### Records about charts and figures:
● ● ● ●
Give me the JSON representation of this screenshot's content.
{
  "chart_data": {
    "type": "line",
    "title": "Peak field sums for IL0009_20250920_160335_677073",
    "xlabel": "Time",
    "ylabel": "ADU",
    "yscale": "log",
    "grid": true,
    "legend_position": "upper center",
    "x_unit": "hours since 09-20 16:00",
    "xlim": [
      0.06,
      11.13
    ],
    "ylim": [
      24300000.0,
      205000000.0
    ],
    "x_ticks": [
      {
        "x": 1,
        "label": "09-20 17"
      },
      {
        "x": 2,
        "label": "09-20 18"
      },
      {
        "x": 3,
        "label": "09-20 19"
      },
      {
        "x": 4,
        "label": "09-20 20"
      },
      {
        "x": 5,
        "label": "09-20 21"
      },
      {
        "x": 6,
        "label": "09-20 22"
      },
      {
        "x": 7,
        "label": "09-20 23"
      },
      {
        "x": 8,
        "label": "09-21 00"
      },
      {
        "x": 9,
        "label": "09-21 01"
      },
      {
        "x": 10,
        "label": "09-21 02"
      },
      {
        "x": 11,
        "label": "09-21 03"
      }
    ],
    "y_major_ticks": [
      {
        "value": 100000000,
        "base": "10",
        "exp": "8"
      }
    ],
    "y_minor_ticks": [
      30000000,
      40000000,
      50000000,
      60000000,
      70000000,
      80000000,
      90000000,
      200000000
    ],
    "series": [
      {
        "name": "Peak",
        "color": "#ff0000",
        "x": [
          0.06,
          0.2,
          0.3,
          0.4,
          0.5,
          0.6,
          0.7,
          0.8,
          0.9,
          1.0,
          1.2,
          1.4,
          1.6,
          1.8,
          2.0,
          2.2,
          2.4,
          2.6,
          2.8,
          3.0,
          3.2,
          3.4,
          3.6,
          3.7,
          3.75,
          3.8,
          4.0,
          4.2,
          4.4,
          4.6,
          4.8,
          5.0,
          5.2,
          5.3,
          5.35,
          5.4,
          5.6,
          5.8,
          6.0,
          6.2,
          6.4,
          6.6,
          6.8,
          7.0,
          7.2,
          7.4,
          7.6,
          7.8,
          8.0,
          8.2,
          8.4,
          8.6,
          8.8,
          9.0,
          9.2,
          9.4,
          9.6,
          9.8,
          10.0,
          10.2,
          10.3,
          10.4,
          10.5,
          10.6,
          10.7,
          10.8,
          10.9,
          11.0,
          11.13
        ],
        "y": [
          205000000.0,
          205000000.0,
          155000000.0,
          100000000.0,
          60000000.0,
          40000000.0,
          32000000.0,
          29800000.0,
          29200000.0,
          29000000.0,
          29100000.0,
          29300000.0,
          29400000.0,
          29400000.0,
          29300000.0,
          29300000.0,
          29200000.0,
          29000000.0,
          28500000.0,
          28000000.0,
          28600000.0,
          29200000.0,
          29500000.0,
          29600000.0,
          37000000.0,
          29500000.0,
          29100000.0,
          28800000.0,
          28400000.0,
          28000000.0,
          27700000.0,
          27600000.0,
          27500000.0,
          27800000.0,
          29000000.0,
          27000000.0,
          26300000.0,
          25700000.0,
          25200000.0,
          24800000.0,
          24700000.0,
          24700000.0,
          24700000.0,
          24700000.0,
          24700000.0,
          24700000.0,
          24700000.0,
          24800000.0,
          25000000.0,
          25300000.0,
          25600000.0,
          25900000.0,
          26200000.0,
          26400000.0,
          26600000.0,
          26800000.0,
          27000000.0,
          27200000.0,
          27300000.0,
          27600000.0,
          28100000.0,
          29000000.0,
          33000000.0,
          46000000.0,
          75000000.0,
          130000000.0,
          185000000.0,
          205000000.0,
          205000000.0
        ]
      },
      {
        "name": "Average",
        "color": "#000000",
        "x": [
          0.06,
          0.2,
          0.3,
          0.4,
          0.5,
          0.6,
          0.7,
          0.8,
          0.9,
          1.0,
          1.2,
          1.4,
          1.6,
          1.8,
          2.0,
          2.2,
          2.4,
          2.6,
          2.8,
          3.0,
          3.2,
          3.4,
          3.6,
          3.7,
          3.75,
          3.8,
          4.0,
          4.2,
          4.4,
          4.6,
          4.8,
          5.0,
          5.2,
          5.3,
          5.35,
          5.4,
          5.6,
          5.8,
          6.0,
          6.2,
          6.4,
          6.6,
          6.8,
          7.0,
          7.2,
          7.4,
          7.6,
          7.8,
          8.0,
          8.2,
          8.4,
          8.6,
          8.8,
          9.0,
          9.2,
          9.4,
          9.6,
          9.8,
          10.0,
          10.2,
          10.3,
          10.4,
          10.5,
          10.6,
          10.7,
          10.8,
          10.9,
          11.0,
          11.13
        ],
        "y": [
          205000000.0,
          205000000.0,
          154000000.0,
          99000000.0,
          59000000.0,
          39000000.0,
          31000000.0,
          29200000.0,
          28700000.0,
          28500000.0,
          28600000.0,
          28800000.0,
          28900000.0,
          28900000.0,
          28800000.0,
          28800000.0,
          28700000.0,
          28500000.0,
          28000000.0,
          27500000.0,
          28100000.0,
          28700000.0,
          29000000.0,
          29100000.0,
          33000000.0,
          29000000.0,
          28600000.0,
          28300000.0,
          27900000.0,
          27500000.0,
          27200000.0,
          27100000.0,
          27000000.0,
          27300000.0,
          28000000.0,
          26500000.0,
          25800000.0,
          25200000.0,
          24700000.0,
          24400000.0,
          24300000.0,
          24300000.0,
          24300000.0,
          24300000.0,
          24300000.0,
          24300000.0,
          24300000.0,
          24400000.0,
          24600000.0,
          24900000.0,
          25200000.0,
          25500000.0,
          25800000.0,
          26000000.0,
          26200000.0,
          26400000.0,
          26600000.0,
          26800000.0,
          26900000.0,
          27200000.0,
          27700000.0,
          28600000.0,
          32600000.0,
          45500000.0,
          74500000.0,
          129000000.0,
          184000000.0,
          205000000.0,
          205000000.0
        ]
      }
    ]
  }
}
● ● ● ●
### TASK DESCRIPTION:
Find the string "Peak" in the listing and return every line that holds it.

### EXPECTED ANSWER:
    "title": "Peak field sums for IL0009_20250920_160335_677073",
        "name": "Peak",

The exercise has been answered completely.